- [Aim] Copy the lines from the one containing "- checkmark-icon: [30, 422, 38, 430]" through the one containing "- vertical-scrollbar[interactable]: [376, 159, 392, 272]", both included, and replace every "checkbox" with "toggle". Leave everything else in those lines unchanged.

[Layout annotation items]
..........

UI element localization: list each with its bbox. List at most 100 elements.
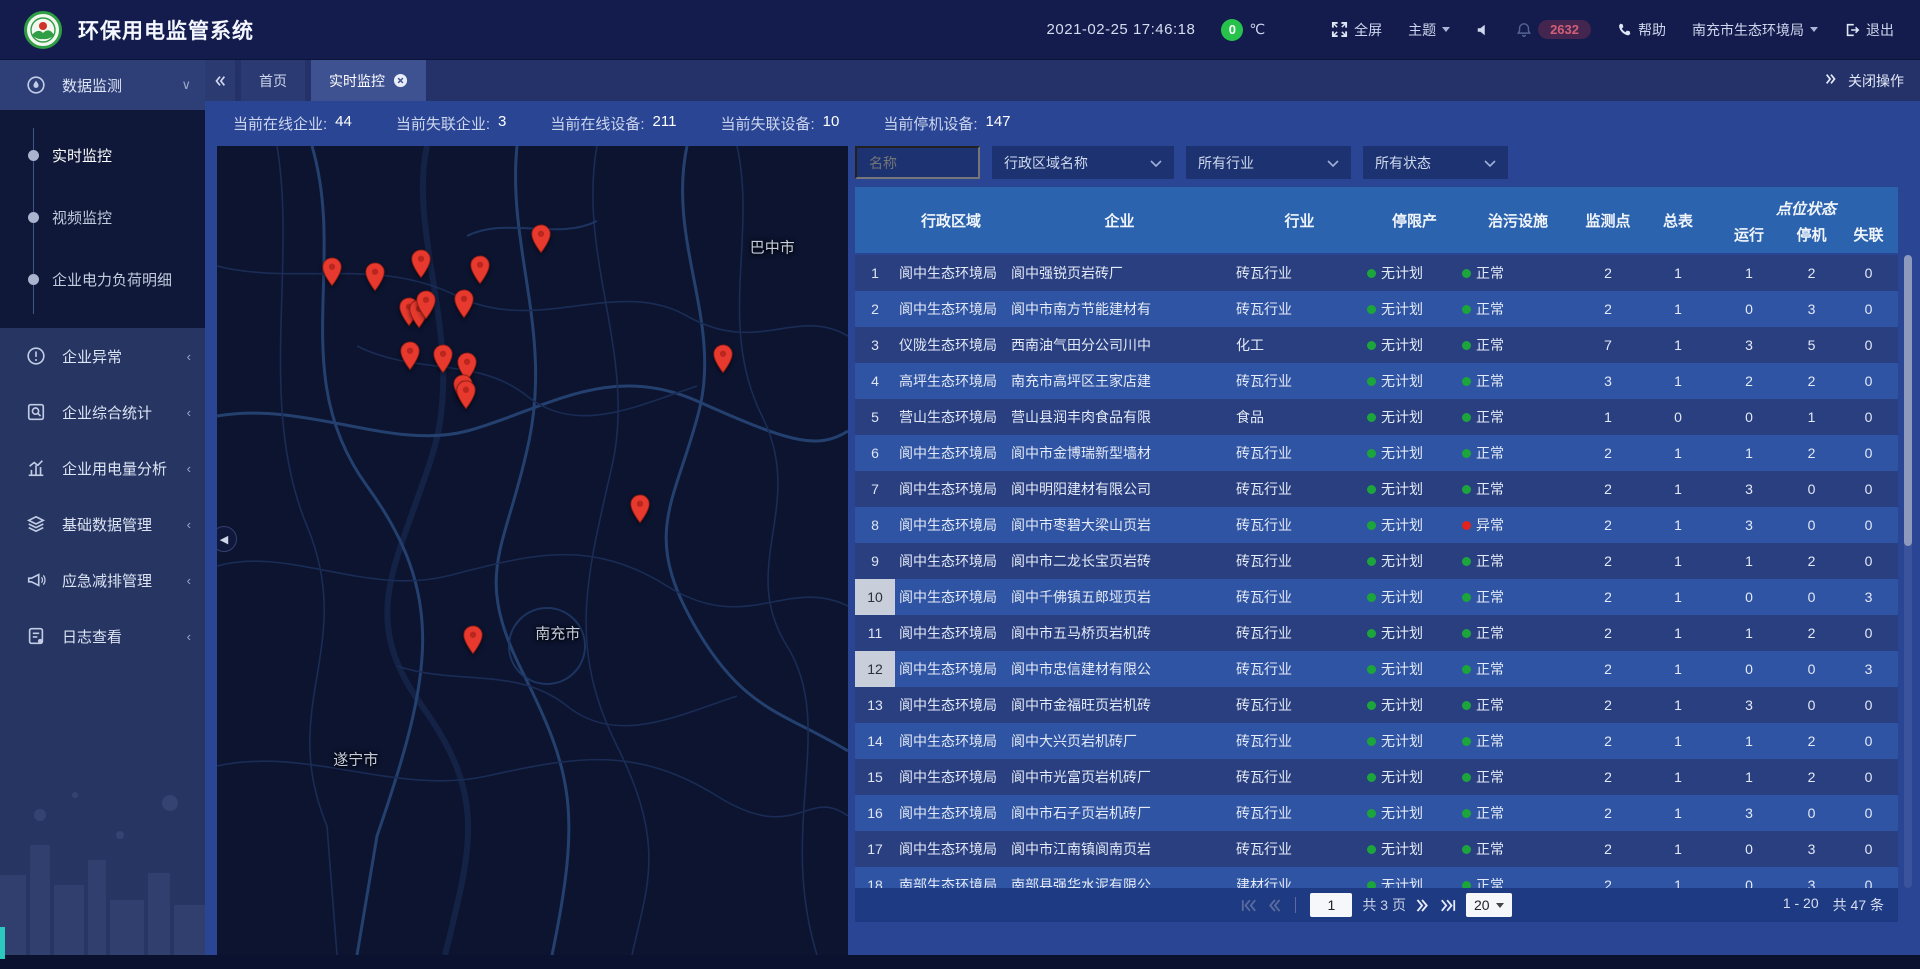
sidebar-group-bar-chart[interactable]: 企业用电量分析 ‹	[0, 440, 205, 496]
first-page-button[interactable]	[1241, 899, 1257, 912]
map-pin-icon[interactable]	[470, 255, 491, 290]
table-row[interactable]: 3 仪陇生态环境局 西南油气田分公司川中 化工 无计划 正常 7 1 3 5 0	[855, 327, 1898, 363]
map-pin-icon[interactable]	[400, 341, 421, 376]
table-row[interactable]: 4 高坪生态环境局 南充市高坪区王家店建 砖瓦行业 无计划 正常 3 1 2 2…	[855, 363, 1898, 399]
previous-page-button[interactable]	[1267, 899, 1281, 912]
status-select[interactable]: 所有状态	[1363, 146, 1508, 179]
close-operations-button[interactable]: 关闭操作	[1848, 71, 1904, 91]
tabs-scroll-left-button[interactable]	[205, 60, 235, 101]
sidebar-group-label: 日志查看	[62, 626, 187, 647]
sidebar-group-log[interactable]: 日志查看 ‹	[0, 608, 205, 664]
stat-label: 当前在线企业:	[233, 113, 327, 134]
status-dot-icon	[1367, 557, 1376, 566]
sidebar-group-stats[interactable]: 企业综合统计 ‹	[0, 384, 205, 440]
table-row[interactable]: 9 阆中生态环境局 阆中市二龙长宝页岩砖 砖瓦行业 无计划 正常 2 1 1 2…	[855, 543, 1898, 579]
map-pin-icon[interactable]	[364, 262, 385, 297]
sidebar-nav: 数据监测 ∨ 实时监控 视频监控 企业电力负荷明细 企业异常 ‹ 企业综合统计 …	[0, 60, 205, 955]
map[interactable]: ◀ 巴中市南充市遂宁市	[217, 146, 848, 955]
sidebar-subitem[interactable]: 实时监控	[0, 124, 205, 186]
tab-close-icon[interactable]	[393, 73, 408, 88]
map-pin-icon[interactable]	[410, 249, 431, 284]
table-row[interactable]: 16 阆中生态环境局 阆中市石子页岩机砖厂 砖瓦行业 无计划 正常 2 1 3 …	[855, 795, 1898, 831]
page-number-input[interactable]	[1310, 893, 1352, 917]
table-row[interactable]: 14 阆中生态环境局 阆中大兴页岩机砖厂 砖瓦行业 无计划 正常 2 1 1 2…	[855, 723, 1898, 759]
map-pin-icon[interactable]	[432, 344, 453, 379]
cell-meter-count: 1	[1642, 687, 1714, 723]
sidebar-subitem[interactable]: 企业电力负荷明细	[0, 248, 205, 310]
help-button[interactable]: 帮助	[1617, 20, 1666, 40]
layers-icon	[26, 514, 46, 534]
status-dot-icon	[1367, 485, 1376, 494]
sidebar-subitem[interactable]: 视频监控	[0, 186, 205, 248]
cell-lost-count: 0	[1839, 723, 1898, 759]
table-row[interactable]: 7 阆中生态环境局 阆中明阳建材有限公司 砖瓦行业 无计划 正常 2 1 3 0…	[855, 471, 1898, 507]
table-row[interactable]: 5 营山生态环境局 营山县润丰肉食品有限 食品 无计划 正常 1 0 0 1 0	[855, 399, 1898, 435]
cell-industry: 砖瓦行业	[1232, 831, 1367, 867]
map-pin-icon[interactable]	[629, 494, 650, 529]
last-page-button[interactable]	[1440, 899, 1456, 912]
cell-halt-count: 3	[1784, 867, 1839, 888]
stat-value: 44	[335, 113, 352, 134]
header-halt: 停机	[1784, 221, 1839, 253]
map-pin-icon[interactable]	[453, 289, 474, 324]
next-page-button[interactable]	[1416, 899, 1430, 912]
map-pin-icon[interactable]	[713, 344, 734, 379]
cell-industry: 砖瓦行业	[1232, 759, 1367, 795]
cell-limit-status: 无计划	[1367, 651, 1462, 687]
cell-index: 2	[855, 291, 895, 327]
status-dot-icon	[1367, 377, 1376, 386]
table-row[interactable]: 8 阆中生态环境局 阆中市枣碧大梁山页岩 砖瓦行业 无计划 异常 2 1 3 0…	[855, 507, 1898, 543]
fullscreen-button[interactable]: 全屏	[1331, 20, 1382, 40]
logout-button[interactable]: 退出	[1844, 20, 1894, 40]
sidebar-group-alert-circle[interactable]: 企业异常 ‹	[0, 328, 205, 384]
cell-monitor-count: 2	[1574, 255, 1642, 291]
table-row[interactable]: 10 阆中生态环境局 阆中千佛镇五郎垭页岩 砖瓦行业 无计划 正常 2 1 0 …	[855, 579, 1898, 615]
notifications-button[interactable]: 2632	[1516, 20, 1591, 39]
cell-limit-status: 无计划	[1367, 579, 1462, 615]
tabs-scroll-right-button[interactable]	[1824, 72, 1838, 89]
map-pin-icon[interactable]	[463, 625, 484, 660]
table-row[interactable]: 13 阆中生态环境局 阆中市金福旺页岩机砖 砖瓦行业 无计划 正常 2 1 3 …	[855, 687, 1898, 723]
map-pin-icon[interactable]	[321, 257, 342, 292]
temperature-indicator: 0 ℃	[1221, 19, 1265, 41]
chevron-down-icon	[1150, 155, 1162, 171]
theme-menu-button[interactable]: 主题	[1408, 20, 1450, 40]
table-row[interactable]: 2 阆中生态环境局 阆中市南方节能建材有 砖瓦行业 无计划 正常 2 1 0 3…	[855, 291, 1898, 327]
table-row[interactable]: 15 阆中生态环境局 阆中市光富页岩机砖厂 砖瓦行业 无计划 正常 2 1 1 …	[855, 759, 1898, 795]
cell-limit-status: 无计划	[1367, 507, 1462, 543]
limit-status-text: 无计划	[1381, 299, 1423, 319]
table-scrollbar[interactable]	[1904, 255, 1912, 888]
table-row[interactable]: 18 南部生态环境局 南部县强华水泥有限公 建材行业 无计划 正常 2 1 0 …	[855, 867, 1898, 888]
table-row[interactable]: 12 阆中生态环境局 阆中市忠信建材有限公 砖瓦行业 无计划 正常 2 1 0 …	[855, 651, 1898, 687]
cell-index: 16	[855, 795, 895, 831]
map-pin-icon[interactable]	[530, 224, 551, 259]
sidebar-group-megaphone[interactable]: 应急减排管理 ‹	[0, 552, 205, 608]
region-select[interactable]: 行政区域名称	[992, 146, 1174, 179]
industry-select[interactable]: 所有行业	[1186, 146, 1351, 179]
status-dot-icon	[1462, 845, 1471, 854]
sidebar-group-layers[interactable]: 基础数据管理 ‹	[0, 496, 205, 552]
sidebar-group-label: 数据监测	[62, 75, 181, 96]
table-row[interactable]: 17 阆中生态环境局 阆中市江南镇阆南页岩 砖瓦行业 无计划 正常 2 1 0 …	[855, 831, 1898, 867]
status-dot-icon	[1367, 521, 1376, 530]
sound-mute-button[interactable]	[1476, 23, 1490, 37]
cell-industry: 砖瓦行业	[1232, 471, 1367, 507]
cell-halt-count: 0	[1784, 471, 1839, 507]
scrollbar-thumb[interactable]	[1904, 255, 1912, 546]
name-search-input[interactable]	[855, 146, 980, 179]
table-row[interactable]: 6 阆中生态环境局 阆中市金博瑞新型墙材 砖瓦行业 无计划 正常 2 1 1 2…	[855, 435, 1898, 471]
tab-realtime-monitoring[interactable]: 实时监控	[311, 60, 426, 101]
org-account-menu[interactable]: 南充市生态环境局	[1692, 20, 1818, 40]
status-dot-icon	[1462, 809, 1471, 818]
cell-meter-count: 1	[1642, 579, 1714, 615]
map-pin-icon[interactable]	[415, 290, 436, 325]
table-row[interactable]: 11 阆中生态环境局 阆中市五马桥页岩机砖 砖瓦行业 无计划 正常 2 1 1 …	[855, 615, 1898, 651]
map-pin-icon[interactable]	[456, 380, 477, 415]
facility-status-text: 正常	[1476, 731, 1504, 751]
sidebar-group-data-monitoring[interactable]: 数据监测 ∨	[0, 60, 205, 110]
page-size-select[interactable]: 20	[1466, 893, 1512, 917]
tab-home[interactable]: 首页	[241, 60, 305, 101]
status-dot-icon	[1367, 305, 1376, 314]
table-row[interactable]: 1 阆中生态环境局 阆中强锐页岩砖厂 砖瓦行业 无计划 正常 2 1 1 2 0	[855, 255, 1898, 291]
cell-monitor-count: 2	[1574, 579, 1642, 615]
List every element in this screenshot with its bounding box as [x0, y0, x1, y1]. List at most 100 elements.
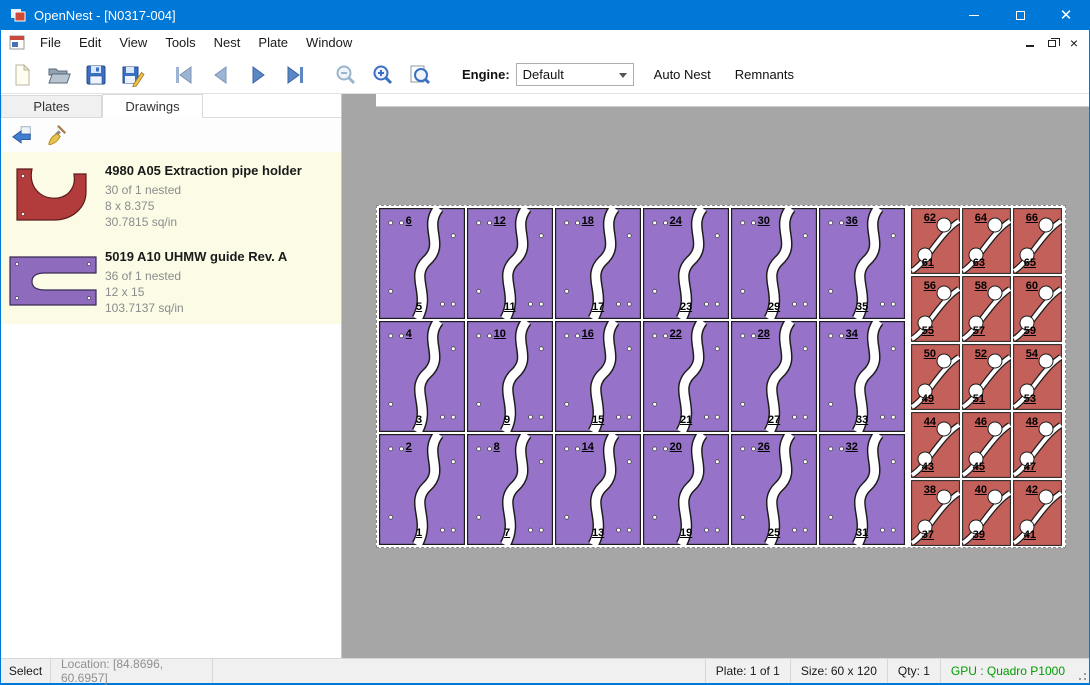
new-button[interactable]	[6, 59, 38, 91]
tab-plates[interactable]: Plates	[1, 95, 102, 118]
close-button[interactable]: ✕	[1043, 0, 1089, 30]
close-icon: ✕	[1060, 8, 1073, 23]
purple-part-pair[interactable]: 21	[379, 434, 465, 545]
mdi-restore-button[interactable]	[1041, 33, 1063, 53]
menu-nest[interactable]: Nest	[205, 30, 250, 56]
red-part-pair[interactable]: 6463	[962, 208, 1011, 274]
mdi-restore-icon	[1048, 40, 1056, 47]
drawing-title: 5019 A10 UHMW guide Rev. A	[105, 249, 287, 264]
red-part-pair[interactable]: 4645	[962, 412, 1011, 478]
purple-part-pair[interactable]: 1413	[555, 434, 641, 545]
zoom-out-button[interactable]	[330, 59, 362, 91]
purple-part-pair[interactable]: 3635	[819, 208, 905, 319]
red-part-pair[interactable]: 4443	[911, 412, 960, 478]
part-number: 6	[406, 215, 412, 227]
mode-indicator: Select	[1, 659, 51, 683]
purple-part-pair[interactable]: 1615	[555, 321, 641, 432]
nav-prev-icon	[209, 63, 233, 87]
drawing-nested-count: 30 of 1 nested	[105, 182, 302, 198]
part-number: 66	[1026, 212, 1038, 224]
title-bar: OpenNest - [N0317-004] ✕	[1, 0, 1089, 30]
minimize-button[interactable]	[951, 0, 997, 30]
drawing-item-extraction-pipe-holder[interactable]: 4980 A05 Extraction pipe holder 30 of 1 …	[1, 152, 341, 238]
menu-edit[interactable]: Edit	[70, 30, 110, 56]
left-panel: Plates Drawings	[1, 94, 342, 658]
purple-parts-grid: 6512111817242330293635 431091615222128273…	[379, 208, 905, 545]
red-part-pair[interactable]: 4039	[962, 480, 1011, 546]
part-number: 42	[1026, 484, 1038, 496]
panel-tabstrip: Plates Drawings	[1, 94, 341, 118]
status-bar: Select Location: [84.8696, 60.6957] Plat…	[1, 658, 1089, 683]
part-number: 53	[1024, 393, 1036, 405]
drawing-nested-count: 36 of 1 nested	[105, 268, 287, 284]
menu-plate[interactable]: Plate	[249, 30, 297, 56]
red-part-pair[interactable]: 5453	[1013, 344, 1062, 410]
purple-part-pair[interactable]: 1817	[555, 208, 641, 319]
mdi-minimize-button[interactable]	[1019, 33, 1041, 53]
save-icon	[84, 63, 108, 87]
red-part-pair[interactable]: 4847	[1013, 412, 1062, 478]
part-number: 51	[973, 393, 985, 405]
purple-part-thumbnail	[7, 252, 99, 310]
clear-button[interactable]	[43, 122, 71, 149]
part-number: 45	[973, 461, 985, 473]
remnants-button[interactable]: Remnants	[723, 57, 806, 93]
red-part-pair[interactable]: 6665	[1013, 208, 1062, 274]
part-number: 13	[592, 527, 604, 539]
nav-last-button[interactable]	[279, 59, 311, 91]
engine-select[interactable]: Default	[516, 63, 634, 86]
purple-part-pair[interactable]: 1211	[467, 208, 553, 319]
purple-part-pair[interactable]: 2221	[643, 321, 729, 432]
nav-next-button[interactable]	[242, 59, 274, 91]
nest-canvas[interactable]: 6512111817242330293635431091615222128273…	[342, 94, 1089, 658]
zoom-in-button[interactable]	[367, 59, 399, 91]
part-number: 10	[494, 328, 506, 340]
part-number: 50	[924, 348, 936, 360]
save-as-icon	[121, 63, 145, 87]
purple-part-pair[interactable]: 43	[379, 321, 465, 432]
save-as-button[interactable]	[117, 59, 149, 91]
part-number: 21	[680, 414, 692, 426]
menu-view[interactable]: View	[110, 30, 156, 56]
purple-part-pair[interactable]: 2827	[731, 321, 817, 432]
nav-first-button[interactable]	[168, 59, 200, 91]
menu-window[interactable]: Window	[297, 30, 361, 56]
red-part-pair[interactable]: 3837	[911, 480, 960, 546]
zoom-out-icon	[334, 63, 358, 87]
part-number: 19	[680, 527, 692, 539]
purple-part-pair[interactable]: 3433	[819, 321, 905, 432]
mdi-close-button[interactable]: ×	[1063, 33, 1085, 53]
gpu-indicator: GPU : Quadro P1000	[941, 659, 1075, 683]
purple-part-pair[interactable]: 2019	[643, 434, 729, 545]
menu-file[interactable]: File	[31, 30, 70, 56]
auto-nest-button[interactable]: Auto Nest	[642, 57, 723, 93]
purple-part-pair[interactable]: 2423	[643, 208, 729, 319]
purple-part-pair[interactable]: 2625	[731, 434, 817, 545]
zoom-fit-button[interactable]	[404, 59, 436, 91]
save-button[interactable]	[80, 59, 112, 91]
part-number: 43	[922, 461, 934, 473]
purple-part-pair[interactable]: 3231	[819, 434, 905, 545]
red-part-thumbnail	[14, 166, 92, 224]
open-button[interactable]	[43, 59, 75, 91]
part-number: 59	[1024, 325, 1036, 337]
purple-part-pair[interactable]: 109	[467, 321, 553, 432]
red-part-pair[interactable]: 6059	[1013, 276, 1062, 342]
purple-part-pair[interactable]: 3029	[731, 208, 817, 319]
purple-part-pair[interactable]: 65	[379, 208, 465, 319]
drawing-item-uhmw-guide[interactable]: 5019 A10 UHMW guide Rev. A 36 of 1 neste…	[1, 238, 341, 324]
red-part-pair[interactable]: 5655	[911, 276, 960, 342]
red-part-pair[interactable]: 4241	[1013, 480, 1062, 546]
nav-prev-button[interactable]	[205, 59, 237, 91]
send-to-plate-button[interactable]	[8, 122, 36, 149]
resize-grip-icon[interactable]	[1075, 659, 1089, 683]
red-part-pair[interactable]: 5049	[911, 344, 960, 410]
red-part-pair[interactable]: 5251	[962, 344, 1011, 410]
plate[interactable]: 6512111817242330293635431091615222128273…	[376, 205, 1066, 548]
tab-drawings[interactable]: Drawings	[102, 94, 203, 118]
red-part-pair[interactable]: 6261	[911, 208, 960, 274]
menu-tools[interactable]: Tools	[156, 30, 204, 56]
maximize-button[interactable]	[997, 0, 1043, 30]
purple-part-pair[interactable]: 87	[467, 434, 553, 545]
red-part-pair[interactable]: 5857	[962, 276, 1011, 342]
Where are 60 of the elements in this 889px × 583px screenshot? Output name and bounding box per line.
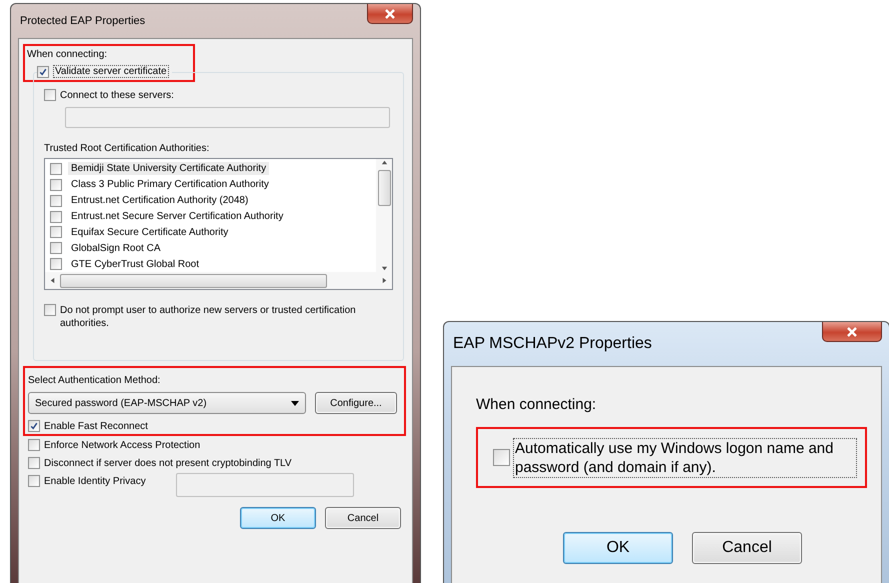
- checkmark-icon: [30, 422, 38, 430]
- checkbox[interactable]: [28, 457, 40, 469]
- checkbox[interactable]: [50, 178, 62, 191]
- vertical-scrollbar[interactable]: [376, 159, 392, 272]
- checkbox-label[interactable]: Enforce Network Access Protection: [44, 440, 200, 450]
- list-item[interactable]: Entrust.net Secure Server Certification Authority: [68, 210, 286, 223]
- checkbox[interactable]: [50, 242, 62, 254]
- configure-button[interactable]: Configure...: [315, 392, 397, 414]
- checkmark-icon: [39, 68, 47, 76]
- checkbox-label[interactable]: Validate server certificate: [53, 65, 169, 78]
- list-item[interactable]: Entrust.net Certification Authority (2048): [68, 194, 252, 208]
- dialog-button[interactable]: OK: [240, 507, 316, 529]
- checkbox[interactable]: [50, 226, 62, 238]
- window-title: EAP MSCHAPv2 Properties: [452, 335, 652, 353]
- section-label: Select Authentication Method:: [28, 375, 162, 386]
- checkbox[interactable]: [44, 89, 56, 101]
- checkbox[interactable]: [50, 194, 62, 207]
- scroll-thumb[interactable]: [378, 170, 390, 206]
- list-item[interactable]: Class 3 Public Primary Certification Authority: [68, 178, 272, 192]
- checkbox-label[interactable]: Disconnect if server does not present cryptobinding TLV: [44, 458, 292, 468]
- checkbox-label[interactable]: Automatically use my Windows logon name and password (and domain if any).: [513, 438, 857, 478]
- scroll-up-icon[interactable]: [380, 159, 388, 166]
- dialog-button[interactable]: OK: [563, 532, 673, 564]
- scroll-right-icon[interactable]: [381, 277, 388, 284]
- dropdown-value: Secured password (EAP-MSCHAP v2): [35, 398, 207, 408]
- checkbox[interactable]: [37, 66, 49, 78]
- horizontal-scrollbar[interactable]: [45, 272, 392, 289]
- checkbox[interactable]: [44, 304, 56, 316]
- servers-field[interactable]: [65, 107, 390, 128]
- scroll-thumb[interactable]: [60, 274, 327, 288]
- checkbox-label[interactable]: Do not prompt user to authorize new servers or trusted certification authorities.: [60, 304, 360, 330]
- checkbox-label[interactable]: Enable Fast Reconnect: [44, 420, 148, 432]
- section-label: When connecting:: [27, 49, 108, 60]
- caret-icon: [291, 400, 299, 406]
- checkbox[interactable]: [50, 258, 62, 270]
- list-item[interactable]: Bemidji State University Certificate Authority: [68, 162, 270, 176]
- list-label: Trusted Root Certification Authorities:: [44, 143, 210, 154]
- section-label: When connecting:: [476, 396, 598, 413]
- identity-field[interactable]: [176, 473, 354, 497]
- list-item[interactable]: GlobalSign Root CA: [68, 242, 164, 255]
- close-icon: [846, 326, 858, 336]
- window-title: Protected EAP Properties: [19, 15, 146, 27]
- checkbox-label[interactable]: Connect to these servers:: [60, 90, 174, 100]
- close-button[interactable]: [822, 322, 882, 342]
- list-item[interactable]: GTE CyberTrust Global Root: [68, 258, 202, 271]
- method-dropdown[interactable]: Secured password (EAP-MSCHAP v2): [28, 392, 306, 414]
- checkbox[interactable]: [28, 420, 40, 432]
- checkbox[interactable]: [50, 210, 62, 222]
- authorities-list[interactable]: [44, 158, 393, 290]
- dialog-button[interactable]: Cancel: [692, 532, 802, 564]
- checkbox[interactable]: [28, 439, 40, 451]
- checkbox[interactable]: [50, 162, 62, 175]
- scroll-left-icon[interactable]: [49, 277, 56, 284]
- dialog-button[interactable]: Cancel: [325, 507, 401, 529]
- list-item[interactable]: Equifax Secure Certificate Authority: [68, 226, 232, 239]
- checkbox-label[interactable]: Enable Identity Privacy: [44, 476, 146, 486]
- checkbox[interactable]: [28, 475, 40, 487]
- checkbox[interactable]: [493, 449, 510, 466]
- close-icon: [384, 8, 396, 18]
- close-button[interactable]: [367, 4, 413, 24]
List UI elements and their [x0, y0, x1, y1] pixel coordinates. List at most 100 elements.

..........

- [Response to this task]
- checkmark-icon: [30, 422, 38, 430]
- toggle[interactable]: [28, 457, 40, 469]
- toggle[interactable]: [50, 178, 62, 191]
- vertical-scrollbar[interactable]: [376, 159, 392, 272]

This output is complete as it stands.